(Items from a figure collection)

*****

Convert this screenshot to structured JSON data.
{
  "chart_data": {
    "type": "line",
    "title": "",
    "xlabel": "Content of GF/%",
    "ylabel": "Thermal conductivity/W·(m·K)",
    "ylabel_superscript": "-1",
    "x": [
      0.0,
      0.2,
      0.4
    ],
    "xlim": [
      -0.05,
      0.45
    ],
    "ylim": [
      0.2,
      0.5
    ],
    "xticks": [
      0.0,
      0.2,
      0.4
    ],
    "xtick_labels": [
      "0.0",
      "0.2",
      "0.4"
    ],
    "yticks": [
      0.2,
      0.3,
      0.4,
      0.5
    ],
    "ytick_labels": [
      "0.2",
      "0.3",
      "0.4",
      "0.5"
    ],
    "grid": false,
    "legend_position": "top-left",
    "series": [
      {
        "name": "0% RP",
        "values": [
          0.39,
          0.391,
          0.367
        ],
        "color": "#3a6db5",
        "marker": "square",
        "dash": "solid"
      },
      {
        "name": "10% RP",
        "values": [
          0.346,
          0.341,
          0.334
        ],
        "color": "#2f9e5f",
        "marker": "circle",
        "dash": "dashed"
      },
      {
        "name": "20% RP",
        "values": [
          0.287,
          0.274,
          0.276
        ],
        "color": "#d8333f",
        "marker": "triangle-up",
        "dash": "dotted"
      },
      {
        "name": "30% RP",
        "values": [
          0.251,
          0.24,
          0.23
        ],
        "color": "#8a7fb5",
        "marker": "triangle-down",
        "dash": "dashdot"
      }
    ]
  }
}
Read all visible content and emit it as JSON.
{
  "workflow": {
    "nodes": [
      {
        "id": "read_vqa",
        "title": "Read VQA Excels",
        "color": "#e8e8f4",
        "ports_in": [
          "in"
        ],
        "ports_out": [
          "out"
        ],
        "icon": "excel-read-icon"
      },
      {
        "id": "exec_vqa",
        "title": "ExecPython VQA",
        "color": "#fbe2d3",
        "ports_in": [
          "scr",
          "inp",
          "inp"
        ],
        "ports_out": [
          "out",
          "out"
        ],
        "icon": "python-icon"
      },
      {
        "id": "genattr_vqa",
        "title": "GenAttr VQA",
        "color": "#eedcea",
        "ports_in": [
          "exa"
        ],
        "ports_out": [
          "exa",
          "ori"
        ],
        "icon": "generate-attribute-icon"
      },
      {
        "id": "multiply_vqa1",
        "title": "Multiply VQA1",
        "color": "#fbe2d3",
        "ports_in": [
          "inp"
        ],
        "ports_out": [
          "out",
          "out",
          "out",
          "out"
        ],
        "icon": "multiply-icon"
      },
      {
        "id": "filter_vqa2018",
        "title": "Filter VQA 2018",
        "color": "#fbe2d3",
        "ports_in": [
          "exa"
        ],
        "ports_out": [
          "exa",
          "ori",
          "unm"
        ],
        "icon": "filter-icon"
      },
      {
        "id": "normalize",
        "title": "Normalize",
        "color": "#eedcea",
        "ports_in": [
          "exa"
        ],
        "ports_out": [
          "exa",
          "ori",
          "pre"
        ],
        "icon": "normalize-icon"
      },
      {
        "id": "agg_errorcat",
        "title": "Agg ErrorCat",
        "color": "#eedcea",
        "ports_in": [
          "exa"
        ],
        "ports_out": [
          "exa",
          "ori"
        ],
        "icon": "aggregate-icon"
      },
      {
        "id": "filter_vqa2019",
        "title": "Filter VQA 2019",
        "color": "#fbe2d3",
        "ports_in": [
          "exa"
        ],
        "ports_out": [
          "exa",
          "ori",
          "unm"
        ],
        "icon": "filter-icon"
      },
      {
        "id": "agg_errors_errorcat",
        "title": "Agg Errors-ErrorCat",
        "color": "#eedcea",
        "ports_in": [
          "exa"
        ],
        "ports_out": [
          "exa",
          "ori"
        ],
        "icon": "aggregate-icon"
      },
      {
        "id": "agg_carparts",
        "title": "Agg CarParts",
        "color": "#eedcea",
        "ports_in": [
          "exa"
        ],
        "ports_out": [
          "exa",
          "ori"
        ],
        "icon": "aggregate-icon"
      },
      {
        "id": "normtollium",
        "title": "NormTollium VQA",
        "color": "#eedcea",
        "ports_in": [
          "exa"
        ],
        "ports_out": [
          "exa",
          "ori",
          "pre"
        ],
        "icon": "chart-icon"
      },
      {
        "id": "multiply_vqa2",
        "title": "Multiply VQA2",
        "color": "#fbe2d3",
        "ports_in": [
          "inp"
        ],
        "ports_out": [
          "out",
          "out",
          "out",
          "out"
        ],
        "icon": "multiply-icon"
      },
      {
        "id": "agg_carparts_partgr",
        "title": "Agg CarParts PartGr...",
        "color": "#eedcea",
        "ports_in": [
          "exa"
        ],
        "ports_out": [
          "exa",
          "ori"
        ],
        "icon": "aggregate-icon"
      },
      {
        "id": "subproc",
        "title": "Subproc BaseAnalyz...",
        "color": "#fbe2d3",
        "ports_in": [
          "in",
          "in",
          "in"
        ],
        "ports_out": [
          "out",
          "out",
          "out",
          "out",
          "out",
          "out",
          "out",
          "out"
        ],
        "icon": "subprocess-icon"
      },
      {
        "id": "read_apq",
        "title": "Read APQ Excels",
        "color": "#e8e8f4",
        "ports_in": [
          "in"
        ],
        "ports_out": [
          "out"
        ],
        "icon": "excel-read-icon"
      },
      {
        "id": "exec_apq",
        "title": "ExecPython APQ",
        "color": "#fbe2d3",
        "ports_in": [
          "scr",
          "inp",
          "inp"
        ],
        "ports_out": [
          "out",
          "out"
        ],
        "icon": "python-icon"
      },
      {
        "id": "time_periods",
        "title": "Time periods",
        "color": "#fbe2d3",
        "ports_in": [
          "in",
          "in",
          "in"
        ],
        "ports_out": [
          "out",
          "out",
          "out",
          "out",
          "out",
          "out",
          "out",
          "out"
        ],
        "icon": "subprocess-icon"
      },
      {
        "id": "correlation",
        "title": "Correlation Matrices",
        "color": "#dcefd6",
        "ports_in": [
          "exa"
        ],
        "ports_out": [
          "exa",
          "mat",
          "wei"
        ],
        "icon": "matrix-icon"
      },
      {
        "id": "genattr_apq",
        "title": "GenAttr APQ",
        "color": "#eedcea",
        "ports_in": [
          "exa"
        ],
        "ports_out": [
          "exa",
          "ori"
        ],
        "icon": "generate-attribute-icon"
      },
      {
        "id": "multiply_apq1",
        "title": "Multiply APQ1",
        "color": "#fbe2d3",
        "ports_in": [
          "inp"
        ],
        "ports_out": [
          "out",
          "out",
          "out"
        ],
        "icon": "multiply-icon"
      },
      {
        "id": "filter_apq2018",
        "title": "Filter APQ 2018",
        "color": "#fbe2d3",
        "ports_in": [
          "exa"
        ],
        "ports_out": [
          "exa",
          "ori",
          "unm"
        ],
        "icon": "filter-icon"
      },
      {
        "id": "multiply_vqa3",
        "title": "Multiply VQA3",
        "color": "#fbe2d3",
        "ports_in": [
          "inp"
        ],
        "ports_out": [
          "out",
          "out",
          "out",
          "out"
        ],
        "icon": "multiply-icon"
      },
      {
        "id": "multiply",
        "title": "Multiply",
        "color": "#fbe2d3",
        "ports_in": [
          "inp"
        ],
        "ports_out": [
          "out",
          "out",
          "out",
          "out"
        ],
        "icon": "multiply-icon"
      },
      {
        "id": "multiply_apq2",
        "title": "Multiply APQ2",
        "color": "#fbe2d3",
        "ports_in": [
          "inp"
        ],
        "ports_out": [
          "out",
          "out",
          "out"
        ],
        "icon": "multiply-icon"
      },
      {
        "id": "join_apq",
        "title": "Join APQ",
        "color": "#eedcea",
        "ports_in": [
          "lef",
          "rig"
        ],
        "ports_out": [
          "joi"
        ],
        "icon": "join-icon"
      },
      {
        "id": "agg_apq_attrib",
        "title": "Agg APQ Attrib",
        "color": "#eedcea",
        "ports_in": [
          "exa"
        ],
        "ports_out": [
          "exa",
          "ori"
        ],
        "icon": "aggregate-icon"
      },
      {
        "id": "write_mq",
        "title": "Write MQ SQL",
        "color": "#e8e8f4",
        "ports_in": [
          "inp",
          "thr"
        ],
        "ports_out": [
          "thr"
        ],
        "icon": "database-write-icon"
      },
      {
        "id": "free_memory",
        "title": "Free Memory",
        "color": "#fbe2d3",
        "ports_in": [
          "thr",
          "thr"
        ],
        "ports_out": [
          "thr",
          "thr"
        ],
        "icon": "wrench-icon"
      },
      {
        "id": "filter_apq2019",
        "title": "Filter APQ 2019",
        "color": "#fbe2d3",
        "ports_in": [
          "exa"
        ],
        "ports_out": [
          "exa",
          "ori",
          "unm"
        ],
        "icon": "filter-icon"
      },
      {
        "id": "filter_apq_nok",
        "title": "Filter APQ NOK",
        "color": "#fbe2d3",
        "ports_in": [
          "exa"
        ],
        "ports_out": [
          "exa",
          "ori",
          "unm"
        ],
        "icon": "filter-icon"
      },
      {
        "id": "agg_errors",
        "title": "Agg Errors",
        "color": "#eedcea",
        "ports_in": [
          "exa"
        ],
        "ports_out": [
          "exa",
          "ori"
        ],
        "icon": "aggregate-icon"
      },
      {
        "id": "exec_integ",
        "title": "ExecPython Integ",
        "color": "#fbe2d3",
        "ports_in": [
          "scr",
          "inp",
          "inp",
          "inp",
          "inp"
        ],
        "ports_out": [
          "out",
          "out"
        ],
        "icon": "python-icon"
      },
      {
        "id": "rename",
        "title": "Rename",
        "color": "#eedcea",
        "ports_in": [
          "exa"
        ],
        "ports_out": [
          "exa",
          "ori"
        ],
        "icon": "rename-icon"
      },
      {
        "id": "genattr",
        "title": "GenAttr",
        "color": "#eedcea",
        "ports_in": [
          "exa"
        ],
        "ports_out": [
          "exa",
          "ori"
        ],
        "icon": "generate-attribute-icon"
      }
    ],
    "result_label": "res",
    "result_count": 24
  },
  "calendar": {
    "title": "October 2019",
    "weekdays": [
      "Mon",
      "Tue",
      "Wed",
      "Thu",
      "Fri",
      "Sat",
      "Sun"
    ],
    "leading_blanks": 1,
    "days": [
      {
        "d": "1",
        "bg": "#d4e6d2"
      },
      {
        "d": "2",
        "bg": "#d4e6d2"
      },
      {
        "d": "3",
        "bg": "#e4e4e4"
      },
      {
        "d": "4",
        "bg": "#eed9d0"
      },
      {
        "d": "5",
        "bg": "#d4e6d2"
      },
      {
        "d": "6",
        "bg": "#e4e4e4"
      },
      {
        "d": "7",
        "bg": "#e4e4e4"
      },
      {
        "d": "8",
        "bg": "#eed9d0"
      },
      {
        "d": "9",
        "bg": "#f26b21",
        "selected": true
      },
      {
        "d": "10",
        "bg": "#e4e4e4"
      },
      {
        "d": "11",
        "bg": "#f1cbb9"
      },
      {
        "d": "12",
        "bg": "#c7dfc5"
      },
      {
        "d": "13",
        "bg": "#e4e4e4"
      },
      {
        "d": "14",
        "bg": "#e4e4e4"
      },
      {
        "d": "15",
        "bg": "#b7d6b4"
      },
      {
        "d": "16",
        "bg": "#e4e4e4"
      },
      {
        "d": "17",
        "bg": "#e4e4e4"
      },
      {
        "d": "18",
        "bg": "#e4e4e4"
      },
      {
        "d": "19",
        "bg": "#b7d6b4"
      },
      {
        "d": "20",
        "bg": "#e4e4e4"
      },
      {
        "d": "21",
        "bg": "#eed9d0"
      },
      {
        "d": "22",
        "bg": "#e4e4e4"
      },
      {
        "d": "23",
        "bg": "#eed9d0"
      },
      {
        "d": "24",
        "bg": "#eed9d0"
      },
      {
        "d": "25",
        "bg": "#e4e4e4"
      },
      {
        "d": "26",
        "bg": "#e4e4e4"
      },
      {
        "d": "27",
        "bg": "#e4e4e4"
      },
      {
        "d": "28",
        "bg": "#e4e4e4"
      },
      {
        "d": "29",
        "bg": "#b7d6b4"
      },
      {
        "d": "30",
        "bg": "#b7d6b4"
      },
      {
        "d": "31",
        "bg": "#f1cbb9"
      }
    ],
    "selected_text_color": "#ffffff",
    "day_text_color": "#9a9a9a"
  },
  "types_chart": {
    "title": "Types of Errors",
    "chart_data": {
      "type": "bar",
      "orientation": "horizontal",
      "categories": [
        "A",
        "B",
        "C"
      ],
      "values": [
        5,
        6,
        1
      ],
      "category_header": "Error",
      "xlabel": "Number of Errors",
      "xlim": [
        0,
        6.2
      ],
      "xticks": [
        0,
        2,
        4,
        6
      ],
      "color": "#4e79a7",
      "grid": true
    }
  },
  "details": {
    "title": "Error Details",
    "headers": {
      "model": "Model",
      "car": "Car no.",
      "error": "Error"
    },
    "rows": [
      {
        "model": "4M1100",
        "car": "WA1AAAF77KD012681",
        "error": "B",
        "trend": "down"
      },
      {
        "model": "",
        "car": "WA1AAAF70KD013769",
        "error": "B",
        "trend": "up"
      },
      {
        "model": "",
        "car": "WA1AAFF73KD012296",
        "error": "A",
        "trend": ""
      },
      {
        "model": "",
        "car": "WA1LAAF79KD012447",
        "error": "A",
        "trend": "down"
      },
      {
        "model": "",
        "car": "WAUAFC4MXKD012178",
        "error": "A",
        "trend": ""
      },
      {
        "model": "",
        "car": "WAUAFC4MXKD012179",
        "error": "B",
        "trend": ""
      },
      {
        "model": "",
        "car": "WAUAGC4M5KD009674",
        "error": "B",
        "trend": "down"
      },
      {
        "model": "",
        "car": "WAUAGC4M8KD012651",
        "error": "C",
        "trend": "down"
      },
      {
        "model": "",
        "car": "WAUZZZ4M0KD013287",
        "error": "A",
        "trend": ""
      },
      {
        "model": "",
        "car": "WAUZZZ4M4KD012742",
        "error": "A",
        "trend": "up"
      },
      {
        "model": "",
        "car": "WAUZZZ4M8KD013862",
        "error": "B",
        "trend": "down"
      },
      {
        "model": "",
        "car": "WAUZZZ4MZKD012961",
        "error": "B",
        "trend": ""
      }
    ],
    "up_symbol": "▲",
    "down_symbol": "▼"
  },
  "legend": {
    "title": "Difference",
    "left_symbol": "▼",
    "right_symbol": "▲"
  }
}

*****

All lines in the data that contain the word "Excels" should be copied.

EXERCISE RESPONSE »
        "title": "Read VQA Excels",
        "title": "Read APQ Excels",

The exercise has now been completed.